WORK INSTRUCTIONS -> Note how many lines in the entries contain the string "niiden", then give that number and nothing else.

DATA LISTING ->
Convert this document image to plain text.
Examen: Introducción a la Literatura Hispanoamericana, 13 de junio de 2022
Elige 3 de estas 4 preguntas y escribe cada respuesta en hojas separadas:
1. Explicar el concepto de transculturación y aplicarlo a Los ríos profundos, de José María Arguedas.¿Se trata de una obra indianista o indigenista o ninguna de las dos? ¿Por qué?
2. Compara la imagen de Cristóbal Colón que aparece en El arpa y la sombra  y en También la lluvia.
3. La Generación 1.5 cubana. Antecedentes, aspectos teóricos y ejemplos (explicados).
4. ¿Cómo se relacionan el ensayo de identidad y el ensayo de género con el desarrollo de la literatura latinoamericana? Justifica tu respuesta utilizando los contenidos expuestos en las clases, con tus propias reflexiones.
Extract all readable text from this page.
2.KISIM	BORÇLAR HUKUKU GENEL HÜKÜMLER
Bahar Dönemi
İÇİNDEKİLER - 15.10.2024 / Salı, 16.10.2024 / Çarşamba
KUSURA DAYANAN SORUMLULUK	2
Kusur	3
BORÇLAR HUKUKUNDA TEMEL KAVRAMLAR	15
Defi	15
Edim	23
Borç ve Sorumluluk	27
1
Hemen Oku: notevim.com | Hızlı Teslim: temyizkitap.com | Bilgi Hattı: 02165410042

--

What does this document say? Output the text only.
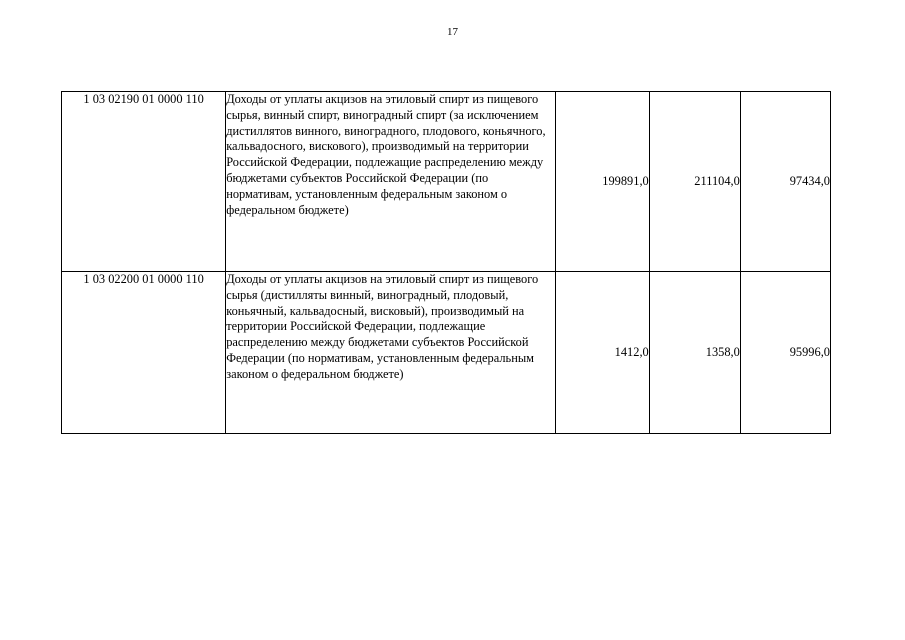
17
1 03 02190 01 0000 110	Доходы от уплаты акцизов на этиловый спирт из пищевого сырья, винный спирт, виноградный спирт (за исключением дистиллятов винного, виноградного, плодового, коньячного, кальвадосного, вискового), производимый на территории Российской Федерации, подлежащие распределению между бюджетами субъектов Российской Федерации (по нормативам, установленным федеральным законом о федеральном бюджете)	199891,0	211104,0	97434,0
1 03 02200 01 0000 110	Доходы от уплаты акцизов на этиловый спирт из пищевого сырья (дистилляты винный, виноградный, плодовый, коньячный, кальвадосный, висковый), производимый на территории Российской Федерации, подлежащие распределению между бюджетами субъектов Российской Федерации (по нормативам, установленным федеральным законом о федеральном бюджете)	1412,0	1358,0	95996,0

...

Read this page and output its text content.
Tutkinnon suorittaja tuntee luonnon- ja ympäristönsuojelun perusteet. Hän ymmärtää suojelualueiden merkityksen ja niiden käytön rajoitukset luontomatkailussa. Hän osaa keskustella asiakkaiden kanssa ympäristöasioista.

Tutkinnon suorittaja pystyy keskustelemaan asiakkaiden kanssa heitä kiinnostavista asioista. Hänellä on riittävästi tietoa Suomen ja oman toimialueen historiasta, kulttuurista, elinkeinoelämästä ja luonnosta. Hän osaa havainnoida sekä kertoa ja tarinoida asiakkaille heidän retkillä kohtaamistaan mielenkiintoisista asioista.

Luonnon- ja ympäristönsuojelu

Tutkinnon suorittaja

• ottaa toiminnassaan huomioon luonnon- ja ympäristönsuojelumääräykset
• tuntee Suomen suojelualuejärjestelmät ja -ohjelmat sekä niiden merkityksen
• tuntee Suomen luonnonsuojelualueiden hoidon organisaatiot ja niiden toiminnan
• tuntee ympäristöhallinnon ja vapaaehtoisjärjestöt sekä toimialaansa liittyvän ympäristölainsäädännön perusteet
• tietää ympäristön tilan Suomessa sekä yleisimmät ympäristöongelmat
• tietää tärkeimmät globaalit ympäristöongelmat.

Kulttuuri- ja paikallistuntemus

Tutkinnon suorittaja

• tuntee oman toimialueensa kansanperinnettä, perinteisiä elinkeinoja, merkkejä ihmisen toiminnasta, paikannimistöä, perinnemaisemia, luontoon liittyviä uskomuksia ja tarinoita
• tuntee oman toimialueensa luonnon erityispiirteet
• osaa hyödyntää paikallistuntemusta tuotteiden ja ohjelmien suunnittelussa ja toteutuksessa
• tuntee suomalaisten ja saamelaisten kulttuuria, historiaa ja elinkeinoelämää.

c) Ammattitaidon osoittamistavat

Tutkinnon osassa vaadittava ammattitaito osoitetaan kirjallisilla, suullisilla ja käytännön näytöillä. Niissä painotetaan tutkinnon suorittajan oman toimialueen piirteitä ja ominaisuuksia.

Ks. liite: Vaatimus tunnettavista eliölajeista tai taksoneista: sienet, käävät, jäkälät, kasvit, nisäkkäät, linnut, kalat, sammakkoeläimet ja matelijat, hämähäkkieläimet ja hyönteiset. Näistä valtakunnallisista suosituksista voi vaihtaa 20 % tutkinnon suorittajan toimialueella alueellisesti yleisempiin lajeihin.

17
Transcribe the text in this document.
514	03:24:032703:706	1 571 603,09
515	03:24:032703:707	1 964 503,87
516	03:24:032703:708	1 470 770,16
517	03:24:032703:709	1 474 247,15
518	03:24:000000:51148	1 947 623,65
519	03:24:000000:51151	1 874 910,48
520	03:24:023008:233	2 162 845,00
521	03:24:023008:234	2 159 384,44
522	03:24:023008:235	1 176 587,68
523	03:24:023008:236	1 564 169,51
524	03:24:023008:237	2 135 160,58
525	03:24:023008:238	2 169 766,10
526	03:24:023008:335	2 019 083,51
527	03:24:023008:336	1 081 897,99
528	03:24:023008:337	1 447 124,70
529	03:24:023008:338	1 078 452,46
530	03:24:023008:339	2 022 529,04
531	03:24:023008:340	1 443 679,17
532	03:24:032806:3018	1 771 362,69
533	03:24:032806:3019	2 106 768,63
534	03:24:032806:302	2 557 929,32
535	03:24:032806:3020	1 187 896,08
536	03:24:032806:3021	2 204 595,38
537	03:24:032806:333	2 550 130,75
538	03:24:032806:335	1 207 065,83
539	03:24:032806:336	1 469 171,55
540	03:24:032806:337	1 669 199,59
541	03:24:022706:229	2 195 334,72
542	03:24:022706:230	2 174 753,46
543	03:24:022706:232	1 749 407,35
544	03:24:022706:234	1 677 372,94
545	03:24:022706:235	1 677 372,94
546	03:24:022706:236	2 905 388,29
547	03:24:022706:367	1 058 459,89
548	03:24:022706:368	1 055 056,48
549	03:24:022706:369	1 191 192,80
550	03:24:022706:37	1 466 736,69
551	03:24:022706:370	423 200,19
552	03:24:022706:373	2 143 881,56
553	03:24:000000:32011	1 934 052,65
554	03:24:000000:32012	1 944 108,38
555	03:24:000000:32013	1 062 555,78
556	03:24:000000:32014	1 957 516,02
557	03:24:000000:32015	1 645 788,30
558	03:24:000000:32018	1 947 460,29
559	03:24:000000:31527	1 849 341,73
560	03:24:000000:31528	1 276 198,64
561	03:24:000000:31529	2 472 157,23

WRITTEN ANSWER -> 3